-- Information supplied start --

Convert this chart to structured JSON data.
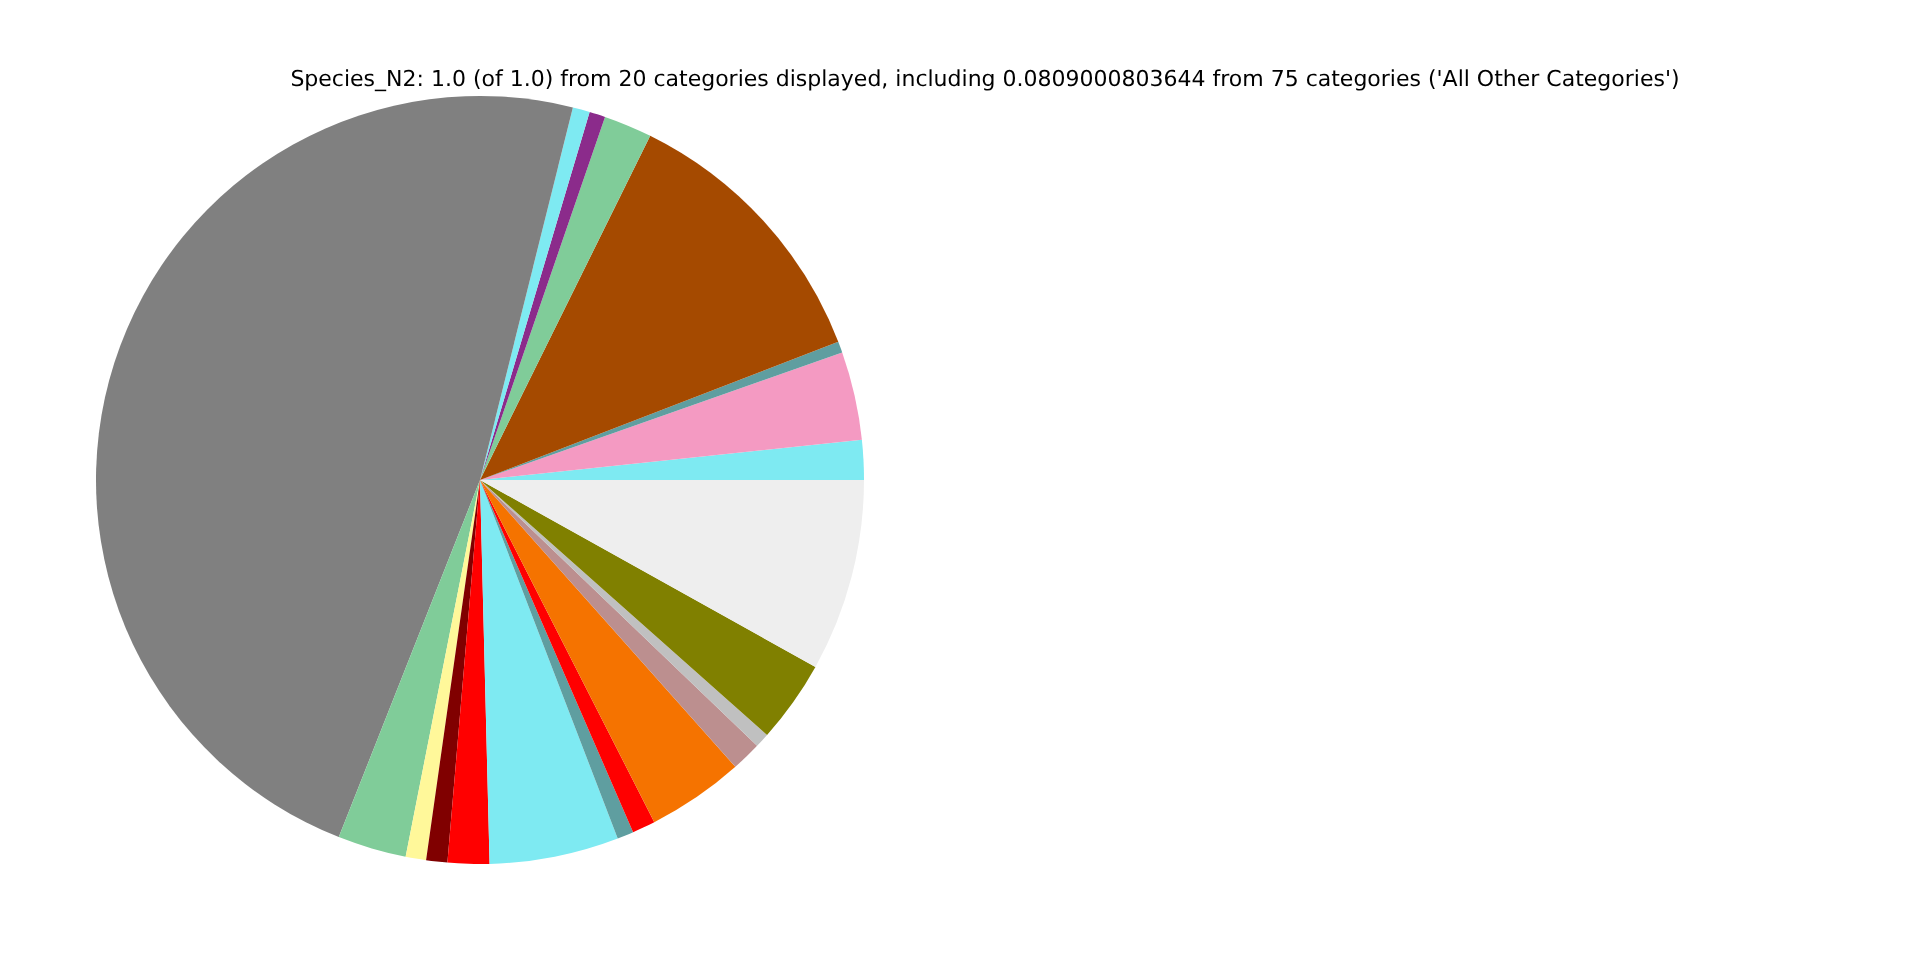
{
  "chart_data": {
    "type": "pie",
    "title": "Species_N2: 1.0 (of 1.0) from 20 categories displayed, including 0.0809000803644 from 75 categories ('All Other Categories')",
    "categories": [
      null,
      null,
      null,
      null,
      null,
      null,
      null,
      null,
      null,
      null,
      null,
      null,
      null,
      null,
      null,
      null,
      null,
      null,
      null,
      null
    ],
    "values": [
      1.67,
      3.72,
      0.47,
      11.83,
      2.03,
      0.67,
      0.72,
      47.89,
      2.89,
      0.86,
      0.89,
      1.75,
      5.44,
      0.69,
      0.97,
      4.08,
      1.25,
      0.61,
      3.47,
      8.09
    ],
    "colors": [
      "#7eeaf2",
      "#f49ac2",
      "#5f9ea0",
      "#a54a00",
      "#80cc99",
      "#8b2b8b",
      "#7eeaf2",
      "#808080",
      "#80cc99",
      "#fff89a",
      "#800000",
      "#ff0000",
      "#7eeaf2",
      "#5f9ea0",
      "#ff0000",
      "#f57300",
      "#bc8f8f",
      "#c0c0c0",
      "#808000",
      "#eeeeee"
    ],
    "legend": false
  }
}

-- Information supplied end --

Repeat each entry exactly as given; no pictures belong in the copy.

Convert this chart to structured JSON data.
{
  "chart_data": {
    "type": "pie",
    "title": "Species_N2: 1.0 (of 1.0) from 20 categories displayed, including 0.0809000803644 from 75 categories ('All Other Categories')",
    "categories": [
      null,
      null,
      null,
      null,
      null,
      null,
      null,
      null,
      null,
      null,
      null,
      null,
      null,
      null,
      null,
      null,
      null,
      null,
      null,
      null
    ],
    "values": [
      1.67,
      3.72,
      0.47,
      11.83,
      2.03,
      0.67,
      0.72,
      47.89,
      2.89,
      0.86,
      0.89,
      1.75,
      5.44,
      0.69,
      0.97,
      4.08,
      1.25,
      0.61,
      3.47,
      8.09
    ],
    "colors": [
      "#7eeaf2",
      "#f49ac2",
      "#5f9ea0",
      "#a54a00",
      "#80cc99",
      "#8b2b8b",
      "#7eeaf2",
      "#808080",
      "#80cc99",
      "#fff89a",
      "#800000",
      "#ff0000",
      "#7eeaf2",
      "#5f9ea0",
      "#ff0000",
      "#f57300",
      "#bc8f8f",
      "#c0c0c0",
      "#808000",
      "#eeeeee"
    ],
    "legend": false
  }
}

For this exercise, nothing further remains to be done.